Task directions:
Search the data for the word "SDTVAR" and copy every line where it occurs.

Recorded information:
## Begin

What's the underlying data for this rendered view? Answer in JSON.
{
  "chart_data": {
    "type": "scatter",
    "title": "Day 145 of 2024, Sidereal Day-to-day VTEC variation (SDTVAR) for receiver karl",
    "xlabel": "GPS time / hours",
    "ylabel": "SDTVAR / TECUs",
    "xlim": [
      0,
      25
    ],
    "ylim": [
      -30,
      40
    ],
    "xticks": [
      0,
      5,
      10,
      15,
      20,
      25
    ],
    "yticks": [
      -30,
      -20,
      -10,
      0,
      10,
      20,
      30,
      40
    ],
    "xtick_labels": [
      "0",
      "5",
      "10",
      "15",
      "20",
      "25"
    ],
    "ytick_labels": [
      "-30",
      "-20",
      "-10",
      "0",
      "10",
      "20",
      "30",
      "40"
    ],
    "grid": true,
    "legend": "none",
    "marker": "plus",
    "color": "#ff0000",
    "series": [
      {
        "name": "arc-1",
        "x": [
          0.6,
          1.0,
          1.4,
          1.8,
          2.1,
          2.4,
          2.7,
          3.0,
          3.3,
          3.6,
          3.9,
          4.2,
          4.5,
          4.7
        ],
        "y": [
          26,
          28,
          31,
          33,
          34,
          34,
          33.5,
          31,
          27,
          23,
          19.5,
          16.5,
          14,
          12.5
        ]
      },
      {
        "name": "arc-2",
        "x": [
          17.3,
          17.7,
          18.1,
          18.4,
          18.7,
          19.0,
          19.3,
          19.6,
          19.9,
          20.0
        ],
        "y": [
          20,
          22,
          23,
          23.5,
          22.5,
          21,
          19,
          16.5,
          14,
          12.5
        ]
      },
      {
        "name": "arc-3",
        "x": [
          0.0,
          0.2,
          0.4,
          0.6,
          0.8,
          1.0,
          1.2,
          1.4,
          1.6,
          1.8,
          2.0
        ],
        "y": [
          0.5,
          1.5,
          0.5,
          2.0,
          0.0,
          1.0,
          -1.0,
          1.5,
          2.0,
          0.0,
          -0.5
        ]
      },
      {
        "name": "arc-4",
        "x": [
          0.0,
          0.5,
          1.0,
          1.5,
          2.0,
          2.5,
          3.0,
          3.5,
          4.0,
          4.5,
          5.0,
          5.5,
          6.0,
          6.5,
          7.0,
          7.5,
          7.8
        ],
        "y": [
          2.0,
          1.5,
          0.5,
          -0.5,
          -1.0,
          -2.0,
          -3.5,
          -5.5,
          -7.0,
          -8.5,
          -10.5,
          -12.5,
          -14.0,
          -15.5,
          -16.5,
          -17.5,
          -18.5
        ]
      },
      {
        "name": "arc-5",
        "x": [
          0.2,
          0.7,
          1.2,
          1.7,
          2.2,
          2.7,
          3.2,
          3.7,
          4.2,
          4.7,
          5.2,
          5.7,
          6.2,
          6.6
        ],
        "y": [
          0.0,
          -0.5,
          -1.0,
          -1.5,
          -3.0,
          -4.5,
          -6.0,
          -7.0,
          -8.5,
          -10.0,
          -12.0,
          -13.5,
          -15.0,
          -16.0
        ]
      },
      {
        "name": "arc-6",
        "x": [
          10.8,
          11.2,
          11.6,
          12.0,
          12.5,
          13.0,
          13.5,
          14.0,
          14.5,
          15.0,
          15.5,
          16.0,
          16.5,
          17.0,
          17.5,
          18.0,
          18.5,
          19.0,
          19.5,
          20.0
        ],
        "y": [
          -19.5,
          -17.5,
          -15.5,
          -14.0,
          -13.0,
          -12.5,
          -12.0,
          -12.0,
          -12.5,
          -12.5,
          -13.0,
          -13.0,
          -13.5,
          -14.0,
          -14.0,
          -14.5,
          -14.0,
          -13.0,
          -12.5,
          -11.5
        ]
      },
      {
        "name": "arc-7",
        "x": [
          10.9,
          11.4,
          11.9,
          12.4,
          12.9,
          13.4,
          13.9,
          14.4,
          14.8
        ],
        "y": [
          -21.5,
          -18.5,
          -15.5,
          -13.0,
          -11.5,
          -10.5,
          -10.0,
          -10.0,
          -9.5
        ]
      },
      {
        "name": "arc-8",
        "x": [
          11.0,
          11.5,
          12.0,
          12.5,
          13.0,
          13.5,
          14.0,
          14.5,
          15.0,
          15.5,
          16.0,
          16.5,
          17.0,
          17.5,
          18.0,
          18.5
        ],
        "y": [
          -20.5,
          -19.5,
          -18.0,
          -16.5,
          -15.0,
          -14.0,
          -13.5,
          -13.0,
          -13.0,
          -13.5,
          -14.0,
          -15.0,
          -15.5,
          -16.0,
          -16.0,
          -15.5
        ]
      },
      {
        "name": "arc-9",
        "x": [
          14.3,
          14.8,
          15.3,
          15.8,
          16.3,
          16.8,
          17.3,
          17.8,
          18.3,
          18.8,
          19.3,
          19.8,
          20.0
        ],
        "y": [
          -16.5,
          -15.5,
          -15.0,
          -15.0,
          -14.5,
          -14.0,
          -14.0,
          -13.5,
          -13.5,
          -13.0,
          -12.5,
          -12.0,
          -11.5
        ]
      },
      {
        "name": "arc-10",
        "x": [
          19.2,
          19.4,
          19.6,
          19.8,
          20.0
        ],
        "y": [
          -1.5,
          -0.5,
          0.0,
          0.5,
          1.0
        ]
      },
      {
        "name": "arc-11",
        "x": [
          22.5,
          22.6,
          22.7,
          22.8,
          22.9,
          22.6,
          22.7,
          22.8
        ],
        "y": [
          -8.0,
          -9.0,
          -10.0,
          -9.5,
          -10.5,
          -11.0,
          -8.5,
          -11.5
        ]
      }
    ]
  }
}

## End

Task output:
    "title": "Day 145 of 2024, Sidereal Day-to-day VTEC variation (SDTVAR) for receiver karl",
    "ylabel": "SDTVAR / TECUs",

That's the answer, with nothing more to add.